═══ SOURCE RECORDS ═══

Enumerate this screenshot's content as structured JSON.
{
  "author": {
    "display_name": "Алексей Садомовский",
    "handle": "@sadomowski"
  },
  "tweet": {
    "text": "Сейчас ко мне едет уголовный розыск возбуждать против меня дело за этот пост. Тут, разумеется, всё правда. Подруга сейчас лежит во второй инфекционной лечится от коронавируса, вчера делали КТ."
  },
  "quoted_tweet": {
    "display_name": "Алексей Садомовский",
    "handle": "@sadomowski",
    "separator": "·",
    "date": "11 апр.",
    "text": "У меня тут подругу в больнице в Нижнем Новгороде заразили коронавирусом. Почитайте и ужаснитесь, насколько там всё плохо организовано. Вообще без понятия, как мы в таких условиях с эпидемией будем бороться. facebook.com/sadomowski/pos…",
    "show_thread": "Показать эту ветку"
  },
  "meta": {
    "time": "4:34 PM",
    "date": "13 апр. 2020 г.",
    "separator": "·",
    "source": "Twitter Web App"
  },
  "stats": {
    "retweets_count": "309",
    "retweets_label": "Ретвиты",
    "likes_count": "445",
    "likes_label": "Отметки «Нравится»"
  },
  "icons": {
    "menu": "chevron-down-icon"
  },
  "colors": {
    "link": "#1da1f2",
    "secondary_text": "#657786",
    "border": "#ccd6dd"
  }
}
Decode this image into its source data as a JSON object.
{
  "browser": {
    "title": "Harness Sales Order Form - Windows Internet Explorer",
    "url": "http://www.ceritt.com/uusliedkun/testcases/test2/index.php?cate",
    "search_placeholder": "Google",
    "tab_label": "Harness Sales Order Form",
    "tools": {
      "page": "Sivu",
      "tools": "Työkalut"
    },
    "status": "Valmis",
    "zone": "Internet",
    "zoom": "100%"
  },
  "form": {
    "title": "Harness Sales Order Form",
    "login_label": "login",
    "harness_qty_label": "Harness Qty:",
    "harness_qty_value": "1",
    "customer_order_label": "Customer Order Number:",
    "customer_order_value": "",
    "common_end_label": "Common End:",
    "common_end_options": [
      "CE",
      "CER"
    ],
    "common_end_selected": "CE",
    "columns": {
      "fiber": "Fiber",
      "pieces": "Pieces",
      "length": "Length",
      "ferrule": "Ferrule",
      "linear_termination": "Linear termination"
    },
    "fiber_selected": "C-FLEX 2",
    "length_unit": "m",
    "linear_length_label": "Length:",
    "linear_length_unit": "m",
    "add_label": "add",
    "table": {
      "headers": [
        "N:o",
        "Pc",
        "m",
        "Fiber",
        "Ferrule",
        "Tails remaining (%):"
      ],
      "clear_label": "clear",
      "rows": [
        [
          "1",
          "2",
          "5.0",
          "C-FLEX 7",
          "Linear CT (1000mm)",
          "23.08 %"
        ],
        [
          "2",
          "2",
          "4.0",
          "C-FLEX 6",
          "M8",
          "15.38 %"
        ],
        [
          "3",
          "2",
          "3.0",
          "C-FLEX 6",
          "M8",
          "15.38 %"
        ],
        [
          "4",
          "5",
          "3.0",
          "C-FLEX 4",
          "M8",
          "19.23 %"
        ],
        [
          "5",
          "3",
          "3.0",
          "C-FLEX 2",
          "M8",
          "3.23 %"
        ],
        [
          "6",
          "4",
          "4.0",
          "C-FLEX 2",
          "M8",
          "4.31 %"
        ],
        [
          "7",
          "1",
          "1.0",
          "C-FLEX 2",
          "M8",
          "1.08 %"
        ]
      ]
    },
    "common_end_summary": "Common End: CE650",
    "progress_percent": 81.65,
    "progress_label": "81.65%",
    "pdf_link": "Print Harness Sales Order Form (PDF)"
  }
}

═══

Retype the data exactly as given.

** CORRECT OUTPUT **
Enumerate this screenshot's content as structured JSON.
{
  "author": {
    "display_name": "Алексей Садомовский",
    "handle": "@sadomowski"
  },
  "tweet": {
    "text": "Сейчас ко мне едет уголовный розыск возбуждать против меня дело за этот пост. Тут, разумеется, всё правда. Подруга сейчас лежит во второй инфекционной лечится от коронавируса, вчера делали КТ."
  },
  "quoted_tweet": {
    "display_name": "Алексей Садомовский",
    "handle": "@sadomowski",
    "separator": "·",
    "date": "11 апр.",
    "text": "У меня тут подругу в больнице в Нижнем Новгороде заразили коронавирусом. Почитайте и ужаснитесь, насколько там всё плохо организовано. Вообще без понятия, как мы в таких условиях с эпидемией будем бороться. facebook.com/sadomowski/pos…",
    "show_thread": "Показать эту ветку"
  },
  "meta": {
    "time": "4:34 PM",
    "date": "13 апр. 2020 г.",
    "separator": "·",
    "source": "Twitter Web App"
  },
  "stats": {
    "retweets_count": "309",
    "retweets_label": "Ретвиты",
    "likes_count": "445",
    "likes_label": "Отметки «Нравится»"
  },
  "icons": {
    "menu": "chevron-down-icon"
  },
  "colors": {
    "link": "#1da1f2",
    "secondary_text": "#657786",
    "border": "#ccd6dd"
  }
}
Decode this image into its source data as a JSON object.
{
  "browser": {
    "title": "Harness Sales Order Form - Windows Internet Explorer",
    "url": "http://www.ceritt.com/uusliedkun/testcases/test2/index.php?cate",
    "search_placeholder": "Google",
    "tab_label": "Harness Sales Order Form",
    "tools": {
      "page": "Sivu",
      "tools": "Työkalut"
    },
    "status": "Valmis",
    "zone": "Internet",
    "zoom": "100%"
  },
  "form": {
    "title": "Harness Sales Order Form",
    "login_label": "login",
    "harness_qty_label": "Harness Qty:",
    "harness_qty_value": "1",
    "customer_order_label": "Customer Order Number:",
    "customer_order_value": "",
    "common_end_label": "Common End:",
    "common_end_options": [
      "CE",
      "CER"
    ],
    "common_end_selected": "CE",
    "columns": {
      "fiber": "Fiber",
      "pieces": "Pieces",
      "length": "Length",
      "ferrule": "Ferrule",
      "linear_termination": "Linear termination"
    },
    "fiber_selected": "C-FLEX 2",
    "length_unit": "m",
    "linear_length_label": "Length:",
    "linear_length_unit": "m",
    "add_label": "add",
    "table": {
      "headers": [
        "N:o",
        "Pc",
        "m",
        "Fiber",
        "Ferrule",
        "Tails remaining (%):"
      ],
      "clear_label": "clear",
      "rows": [
        [
          "1",
          "2",
          "5.0",
          "C-FLEX 7",
          "Linear CT (1000mm)",
          "23.08 %"
        ],
        [
          "2",
          "2",
          "4.0",
          "C-FLEX 6",
          "M8",
          "15.38 %"
        ],
        [
          "3",
          "2",
          "3.0",
          "C-FLEX 6",
          "M8",
          "15.38 %"
        ],
        [
          "4",
          "5",
          "3.0",
          "C-FLEX 4",
          "M8",
          "19.23 %"
        ],
        [
          "5",
          "3",
          "3.0",
          "C-FLEX 2",
          "M8",
          "3.23 %"
        ],
        [
          "6",
          "4",
          "4.0",
          "C-FLEX 2",
          "M8",
          "4.31 %"
        ],
        [
          "7",
          "1",
          "1.0",
          "C-FLEX 2",
          "M8",
          "1.08 %"
        ]
      ]
    },
    "common_end_summary": "Common End: CE650",
    "progress_percent": 81.65,
    "progress_label": "81.65%",
    "pdf_link": "Print Harness Sales Order Form (PDF)"
  }
}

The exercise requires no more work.